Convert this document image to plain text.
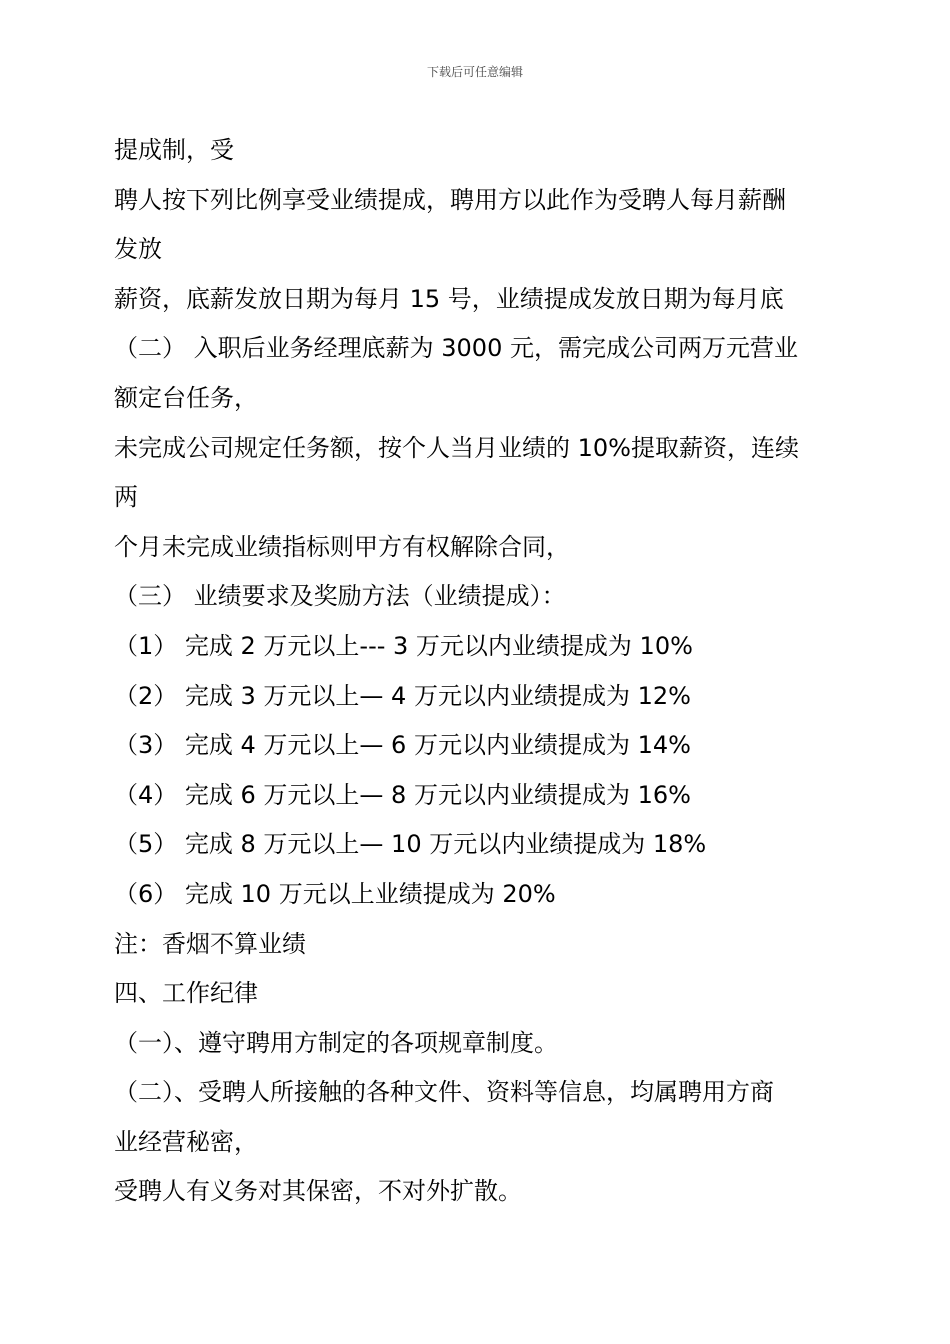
下载后可任意编辑
提成制，受
聘人按下列比例享受业绩提成，聘用方以此作为受聘人每月薪酬
发放
薪资，底薪发放日期为每月 15 号，业绩提成发放日期为每月底
（二） 入职后业务经理底薪为 3000 元，需完成公司两万元营业
额定台任务，
未完成公司规定任务额，按个人当月业绩的 10%提取薪资，连续
两
个月未完成业绩指标则甲方有权解除合同，
（三） 业绩要求及奖励方法（业绩提成）：
（1） 完成 2 万元以上--- 3 万元以内业绩提成为 10%
（2） 完成 3 万元以上— 4 万元以内业绩提成为 12%
（3） 完成 4 万元以上— 6 万元以内业绩提成为 14%
（4） 完成 6 万元以上— 8 万元以内业绩提成为 16%
（5） 完成 8 万元以上— 10 万元以内业绩提成为 18%
（6） 完成 10 万元以上业绩提成为 20%
注：香烟不算业绩
四、工作纪律
（一）、遵守聘用方制定的各项规章制度。
（二）、受聘人所接触的各种文件、资料等信息，均属聘用方商
业经营秘密，
受聘人有义务对其保密，不对外扩散。
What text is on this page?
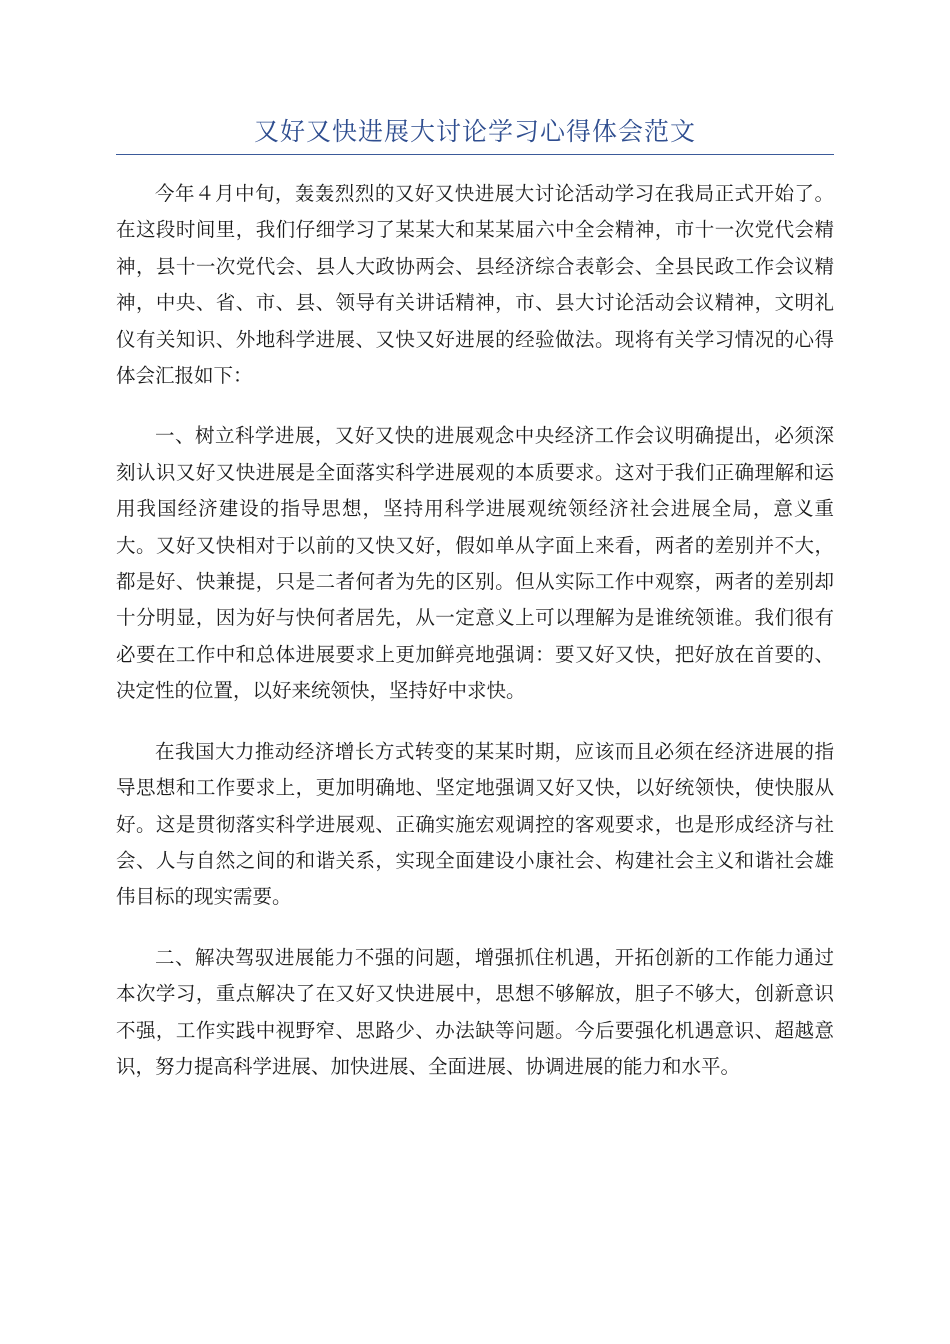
又好又快进展大讨论学习心得体会范文

今年４月中旬，轰轰烈烈的又好又快进展大讨论活动学习在我局正式开始了。在这段时间里，我们仔细学习了某某大和某某届六中全会精神，市十一次党代会精神，县十一次党代会、县人大政协两会、县经济综合表彰会、全县民政工作会议精神，中央、省、市、县、领导有关讲话精神，市、县大讨论活动会议精神，文明礼仪有关知识、外地科学进展、又快又好进展的经验做法。现将有关学习情况的心得体会汇报如下：

一、树立科学进展，又好又快的进展观念中央经济工作会议明确提出，必须深刻认识又好又快进展是全面落实科学进展观的本质要求。这对于我们正确理解和运用我国经济建设的指导思想，坚持用科学进展观统领经济社会进展全局，意义重大。又好又快相对于以前的又快又好，假如单从字面上来看，两者的差别并不大，都是好、快兼提，只是二者何者为先的区别。但从实际工作中观察，两者的差别却十分明显，因为好与快何者居先，从一定意义上可以理解为是谁统领谁。我们很有必要在工作中和总体进展要求上更加鲜亮地强调：要又好又快，把好放在首要的、决定性的位置，以好来统领快，坚持好中求快。

在我国大力推动经济增长方式转变的某某时期，应该而且必须在经济进展的指导思想和工作要求上，更加明确地、坚定地强调又好又快，以好统领快，使快服从好。这是贯彻落实科学进展观、正确实施宏观调控的客观要求，也是形成经济与社会、人与自然之间的和谐关系，实现全面建设小康社会、构建社会主义和谐社会雄伟目标的现实需要。

二、解决驾驭进展能力不强的问题，增强抓住机遇，开拓创新的工作能力通过本次学习，重点解决了在又好又快进展中，思想不够解放，胆子不够大，创新意识不强，工作实践中视野窄、思路少、办法缺等问题。今后要强化机遇意识、超越意识，努力提高科学进展、加快进展、全面进展、协调进展的能力和水平。
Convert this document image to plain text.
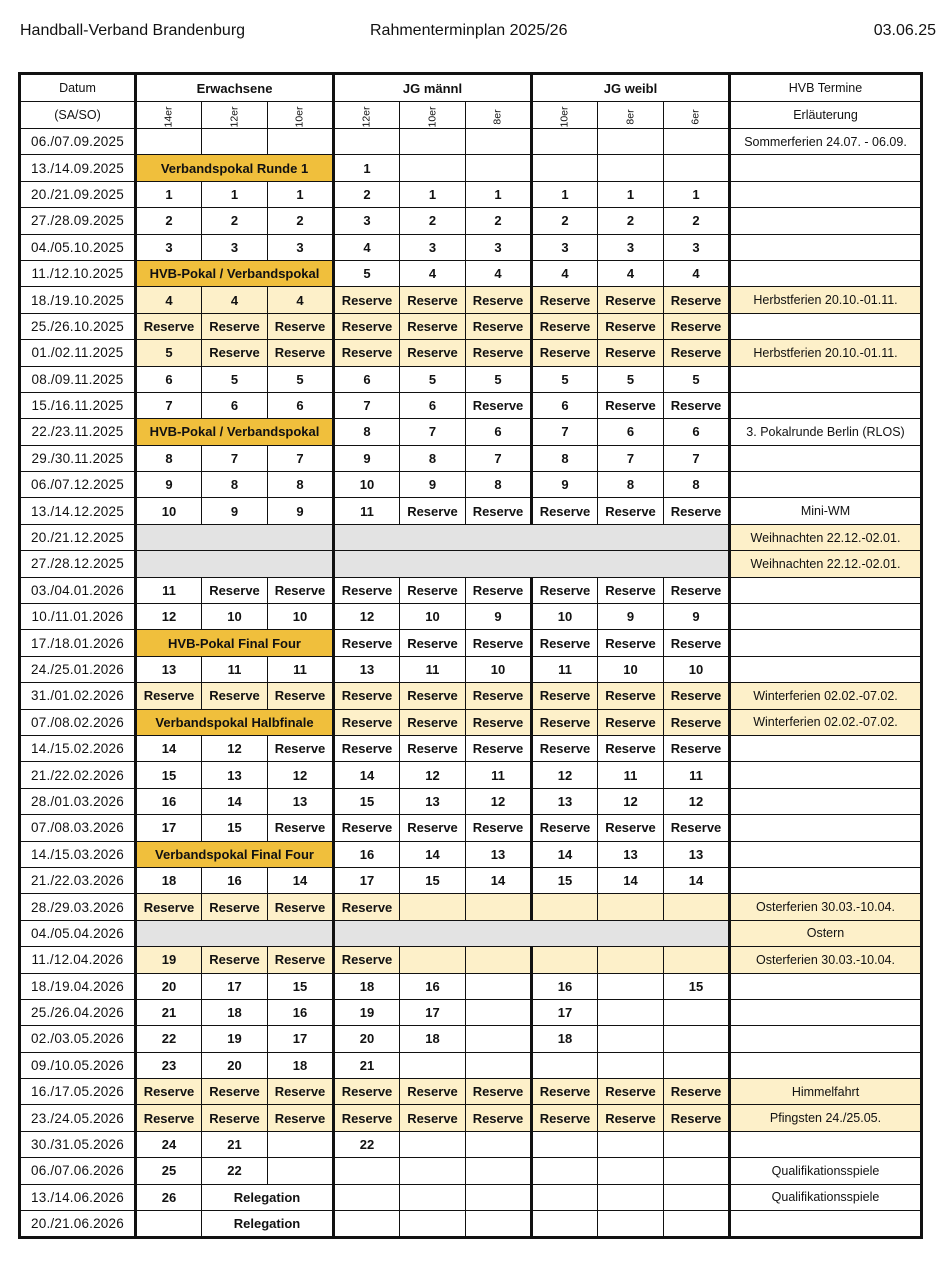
Handball-Verband Brandenburg	Rahmenterminplan 2025/26	03.06.25
Datum	Erwachsene			JG männl			JG weibl			HVB Termine
(SA/SO)	14er	12er	10er	12er	10er	8er	10er	8er	6er	Erläuterung
06./07.09.2025										Sommerferien 24.07. - 06.09.
13./14.09.2025	Verbandspokal Runde 1			1						
20./21.09.2025	1	1	1	2	1	1	1	1	1	
27./28.09.2025	2	2	2	3	2	2	2	2	2	
04./05.10.2025	3	3	3	4	3	3	3	3	3	
11./12.10.2025	HVB-Pokal / Verbandspokal			5	4	4	4	4	4	
18./19.10.2025	4	4	4	Reserve	Reserve	Reserve	Reserve	Reserve	Reserve	Herbstferien 20.10.-01.11.
25./26.10.2025	Reserve	Reserve	Reserve	Reserve	Reserve	Reserve	Reserve	Reserve	Reserve	
01./02.11.2025	5	Reserve	Reserve	Reserve	Reserve	Reserve	Reserve	Reserve	Reserve	Herbstferien 20.10.-01.11.
08./09.11.2025	6	5	5	6	5	5	5	5	5	
15./16.11.2025	7	6	6	7	6	Reserve	6	Reserve	Reserve	
22./23.11.2025	HVB-Pokal / Verbandspokal			8	7	6	7	6	6	3. Pokalrunde Berlin (RLOS)
29./30.11.2025	8	7	7	9	8	7	8	7	7	
06./07.12.2025	9	8	8	10	9	8	9	8	8	
13./14.12.2025	10	9	9	11	Reserve	Reserve	Reserve	Reserve	Reserve	Mini-WM
20./21.12.2025										Weihnachten 22.12.-02.01.
27./28.12.2025										Weihnachten 22.12.-02.01.
03./04.01.2026	11	Reserve	Reserve	Reserve	Reserve	Reserve	Reserve	Reserve	Reserve	
10./11.01.2026	12	10	10	12	10	9	10	9	9	
17./18.01.2026	HVB-Pokal Final Four			Reserve	Reserve	Reserve	Reserve	Reserve	Reserve	
24./25.01.2026	13	11	11	13	11	10	11	10	10	
31./01.02.2026	Reserve	Reserve	Reserve	Reserve	Reserve	Reserve	Reserve	Reserve	Reserve	Winterferien 02.02.-07.02.
07./08.02.2026	Verbandspokal Halbfinale			Reserve	Reserve	Reserve	Reserve	Reserve	Reserve	Winterferien 02.02.-07.02.
14./15.02.2026	14	12	Reserve	Reserve	Reserve	Reserve	Reserve	Reserve	Reserve	
21./22.02.2026	15	13	12	14	12	11	12	11	11	
28./01.03.2026	16	14	13	15	13	12	13	12	12	
07./08.03.2026	17	15	Reserve	Reserve	Reserve	Reserve	Reserve	Reserve	Reserve	
14./15.03.2026	Verbandspokal Final Four			16	14	13	14	13	13	
21./22.03.2026	18	16	14	17	15	14	15	14	14	
28./29.03.2026	Reserve	Reserve	Reserve	Reserve						Osterferien 30.03.-10.04.
04./05.04.2026										Ostern
11./12.04.2026	19	Reserve	Reserve	Reserve						Osterferien 30.03.-10.04.
18./19.04.2026	20	17	15	18	16		16		15	
25./26.04.2026	21	18	16	19	17		17			
02./03.05.2026	22	19	17	20	18		18			
09./10.05.2026	23	20	18	21						
16./17.05.2026	Reserve	Reserve	Reserve	Reserve	Reserve	Reserve	Reserve	Reserve	Reserve	Himmelfahrt
23./24.05.2026	Reserve	Reserve	Reserve	Reserve	Reserve	Reserve	Reserve	Reserve	Reserve	Pfingsten 24./25.05.
30./31.05.2026	24	21		22						
06./07.06.2026	25	22								Qualifikationsspiele
13./14.06.2026	26	Relegation								Qualifikationsspiele
20./21.06.2026		Relegation								
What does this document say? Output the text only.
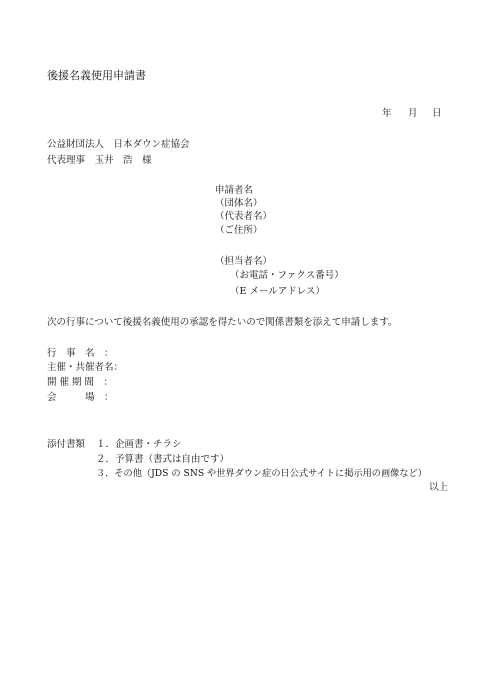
後援名義使用申請書
年 月 日
公益財団法人　日本ダウン症協会
代表理事　玉井　浩　様
申請者名
（団体名）
（代表者名）
（ご住所）
（担当者名）
（お電話・ファクス番号）
（E メールアドレス）
次の行事について後援名義使用の承認を得たいので関係書類を添えて申請します。
行　事　名　：
主催・共催者名：
開 催 期 間　：
会　　　場　：
添付書類 １．企画書・チラシ
２．予算書（書式は自由です）
３．その他（JDS の SNS や世界ダウン症の日公式サイトに掲示用の画像など）
以上
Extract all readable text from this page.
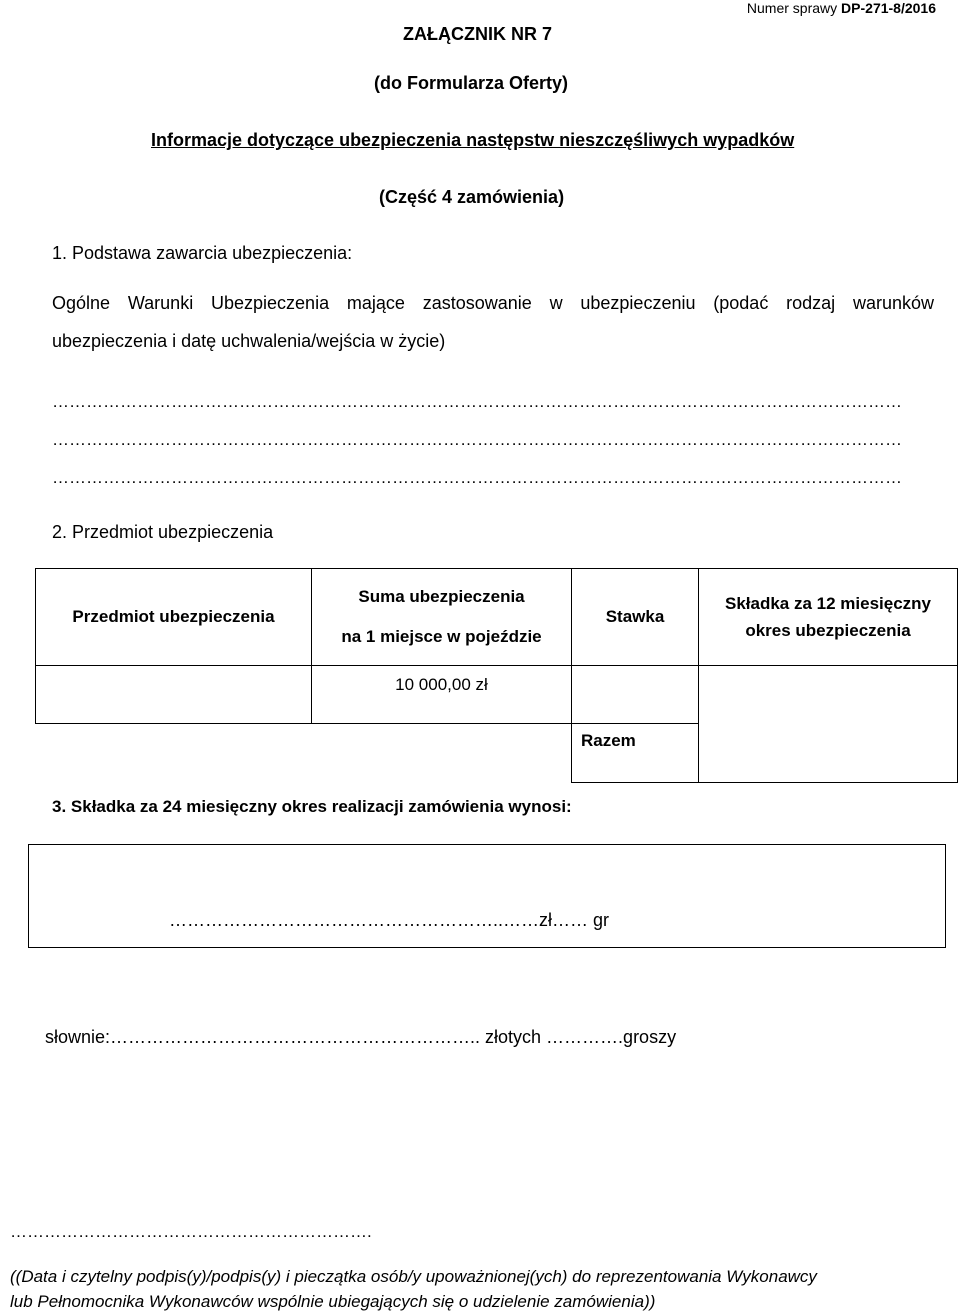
Numer sprawy DP-271-8/2016
ZAŁĄCZNIK NR 7
(do Formularza Oferty)
Informacje dotyczące ubezpieczenia następstw nieszczęśliwych wypadków
(Część 4 zamówienia)
1. Podstawa zawarcia ubezpieczenia:
Ogólne Warunki Ubezpieczenia mające zastosowanie w ubezpieczeniu (podać rodzaj warunków
ubezpieczenia i datę uchwalenia/wejścia w życie)
……………………………………………………………………………………………………………………………………
……………………………………………………………………………………………………………………………………
……………………………………………………………………………………………………………………………………
2. Przedmiot ubezpieczenia
Przedmiot ubezpieczenia
Suma ubezpieczenia
na 1 miejsce w pojeździe
Stawka
Składka za 12 miesięczny
okres ubezpieczenia
10 000,00 zł
Razem
3. Składka za 24 miesięczny okres realizacji zamówienia wynosi:
………………………………………………..……zł…… gr
słownie:…………………………………………………….. złotych ………….groszy
……………………………………………………….
((Data i czytelny podpis(y)/podpis(y) i pieczątka osób/y upoważnionej(ych) do reprezentowania Wykonawcy
lub Pełnomocnika Wykonawców wspólnie ubiegających się o udzielenie zamówienia))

Set problem: Gather all lines with the string "page" from the data.

Response to this exercise:
What text is on this page?
Extract all readable text from this page.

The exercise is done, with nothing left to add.